[Saved entries]

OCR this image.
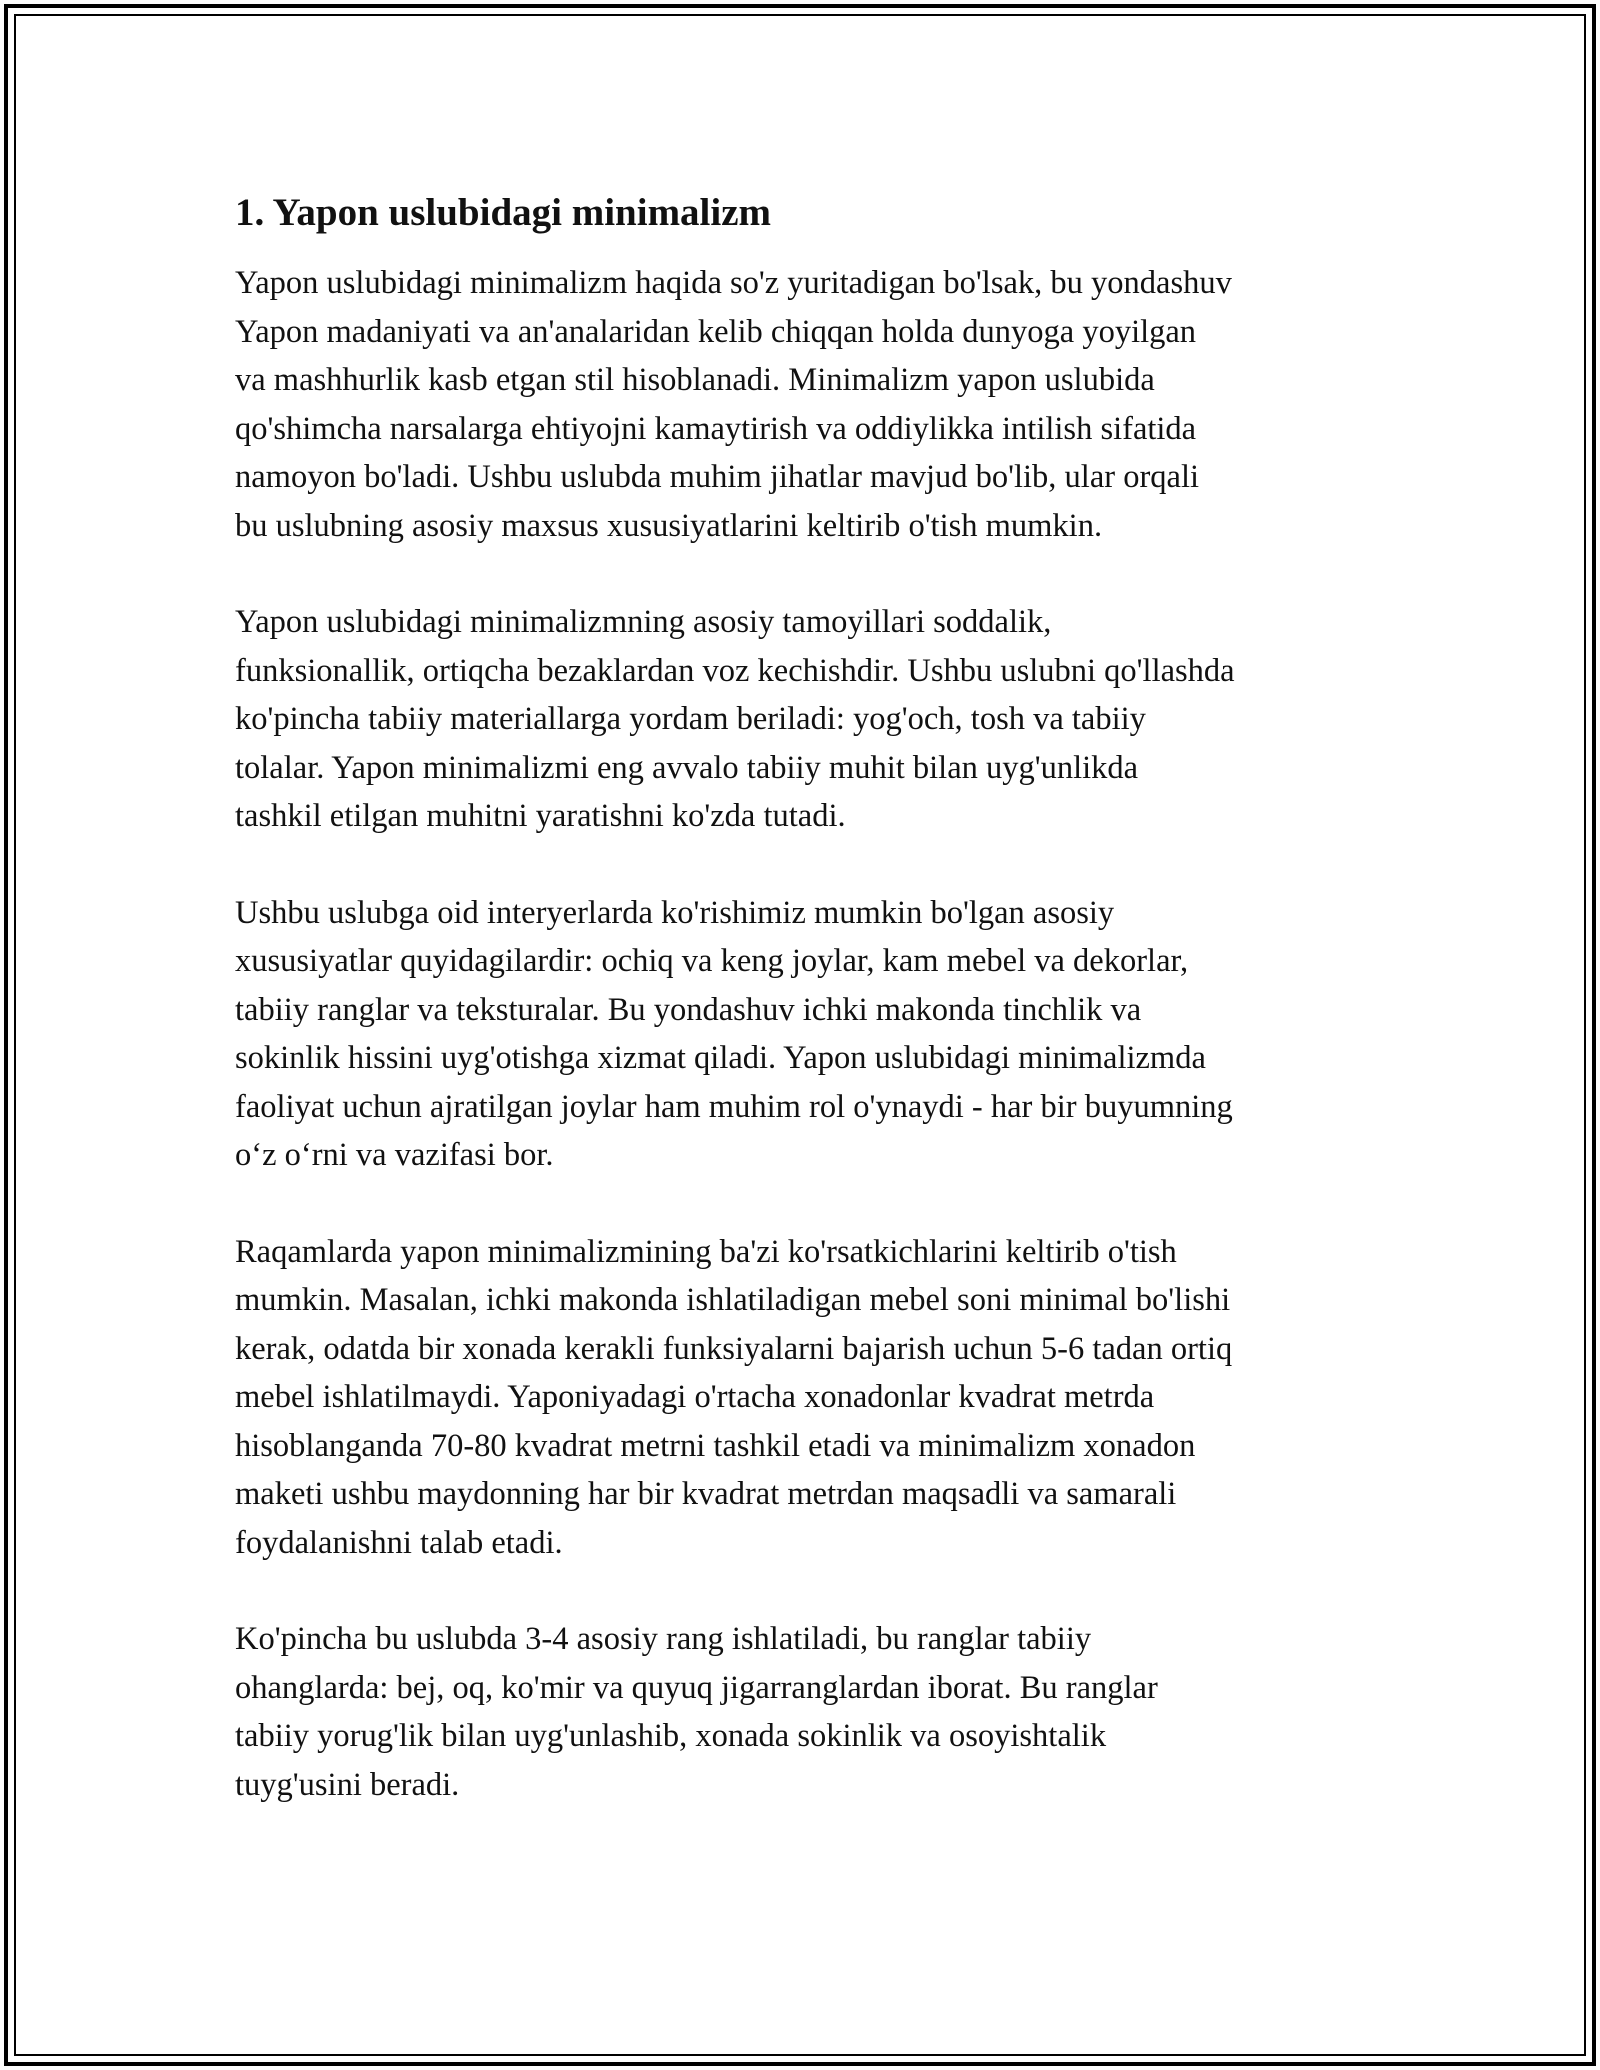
1. Yapon uslubidagi minimalizm

Yapon uslubidagi minimalizm haqida so'z yuritadigan bo'lsak, bu yondashuv
Yapon madaniyati va an'analaridan kelib chiqqan holda dunyoga yoyilgan
va mashhurlik kasb etgan stil hisoblanadi. Minimalizm yapon uslubida
qo'shimcha narsalarga ehtiyojni kamaytirish va oddiylikka intilish sifatida
namoyon bo'ladi. Ushbu uslubda muhim jihatlar mavjud bo'lib, ular orqali
bu uslubning asosiy maxsus xususiyatlarini keltirib o'tish mumkin.

Yapon uslubidagi minimalizmning asosiy tamoyillari soddalik,
funksionallik, ortiqcha bezaklardan voz kechishdir. Ushbu uslubni qo'llashda
ko'pincha tabiiy materiallarga yordam beriladi: yog'och, tosh va tabiiy
tolalar. Yapon minimalizmi eng avvalo tabiiy muhit bilan uyg'unlikda
tashkil etilgan muhitni yaratishni ko'zda tutadi.

Ushbu uslubga oid interyerlarda ko'rishimiz mumkin bo'lgan asosiy
xususiyatlar quyidagilardir: ochiq va keng joylar, kam mebel va dekorlar,
tabiiy ranglar va teksturalar. Bu yondashuv ichki makonda tinchlik va
sokinlik hissini uyg'otishga xizmat qiladi. Yapon uslubidagi minimalizmda
faoliyat uchun ajratilgan joylar ham muhim rol o'ynaydi - har bir buyumning
o‘z o‘rni va vazifasi bor.

Raqamlarda yapon minimalizmining ba'zi ko'rsatkichlarini keltirib o'tish
mumkin. Masalan, ichki makonda ishlatiladigan mebel soni minimal bo'lishi
kerak, odatda bir xonada kerakli funksiyalarni bajarish uchun 5-6 tadan ortiq
mebel ishlatilmaydi. Yaponiyadagi o'rtacha xonadonlar kvadrat metrda
hisoblanganda 70-80 kvadrat metrni tashkil etadi va minimalizm xonadon
maketi ushbu maydonning har bir kvadrat metrdan maqsadli va samarali
foydalanishni talab etadi.

Ko'pincha bu uslubda 3-4 asosiy rang ishlatiladi, bu ranglar tabiiy
ohanglarda: bej, oq, ko'mir va quyuq jigarranglardan iborat. Bu ranglar
tabiiy yorug'lik bilan uyg'unlashib, xonada sokinlik va osoyishtalik
tuyg'usini beradi.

> [Exercise task]: All of the entries above should be duplicated exactly, except for the pictures.

> [The result]:
OCR this image.
1. Yapon uslubidagi minimalizm

Yapon uslubidagi minimalizm haqida so'z yuritadigan bo'lsak, bu yondashuv
Yapon madaniyati va an'analaridan kelib chiqqan holda dunyoga yoyilgan
va mashhurlik kasb etgan stil hisoblanadi. Minimalizm yapon uslubida
qo'shimcha narsalarga ehtiyojni kamaytirish va oddiylikka intilish sifatida
namoyon bo'ladi. Ushbu uslubda muhim jihatlar mavjud bo'lib, ular orqali
bu uslubning asosiy maxsus xususiyatlarini keltirib o'tish mumkin.

Yapon uslubidagi minimalizmning asosiy tamoyillari soddalik,
funksionallik, ortiqcha bezaklardan voz kechishdir. Ushbu uslubni qo'llashda
ko'pincha tabiiy materiallarga yordam beriladi: yog'och, tosh va tabiiy
tolalar. Yapon minimalizmi eng avvalo tabiiy muhit bilan uyg'unlikda
tashkil etilgan muhitni yaratishni ko'zda tutadi.

Ushbu uslubga oid interyerlarda ko'rishimiz mumkin bo'lgan asosiy
xususiyatlar quyidagilardir: ochiq va keng joylar, kam mebel va dekorlar,
tabiiy ranglar va teksturalar. Bu yondashuv ichki makonda tinchlik va
sokinlik hissini uyg'otishga xizmat qiladi. Yapon uslubidagi minimalizmda
faoliyat uchun ajratilgan joylar ham muhim rol o'ynaydi - har bir buyumning
o‘z o‘rni va vazifasi bor.

Raqamlarda yapon minimalizmining ba'zi ko'rsatkichlarini keltirib o'tish
mumkin. Masalan, ichki makonda ishlatiladigan mebel soni minimal bo'lishi
kerak, odatda bir xonada kerakli funksiyalarni bajarish uchun 5-6 tadan ortiq
mebel ishlatilmaydi. Yaponiyadagi o'rtacha xonadonlar kvadrat metrda
hisoblanganda 70-80 kvadrat metrni tashkil etadi va minimalizm xonadon
maketi ushbu maydonning har bir kvadrat metrdan maqsadli va samarali
foydalanishni talab etadi.

Ko'pincha bu uslubda 3-4 asosiy rang ishlatiladi, bu ranglar tabiiy
ohanglarda: bej, oq, ko'mir va quyuq jigarranglardan iborat. Bu ranglar
tabiiy yorug'lik bilan uyg'unlashib, xonada sokinlik va osoyishtalik
tuyg'usini beradi.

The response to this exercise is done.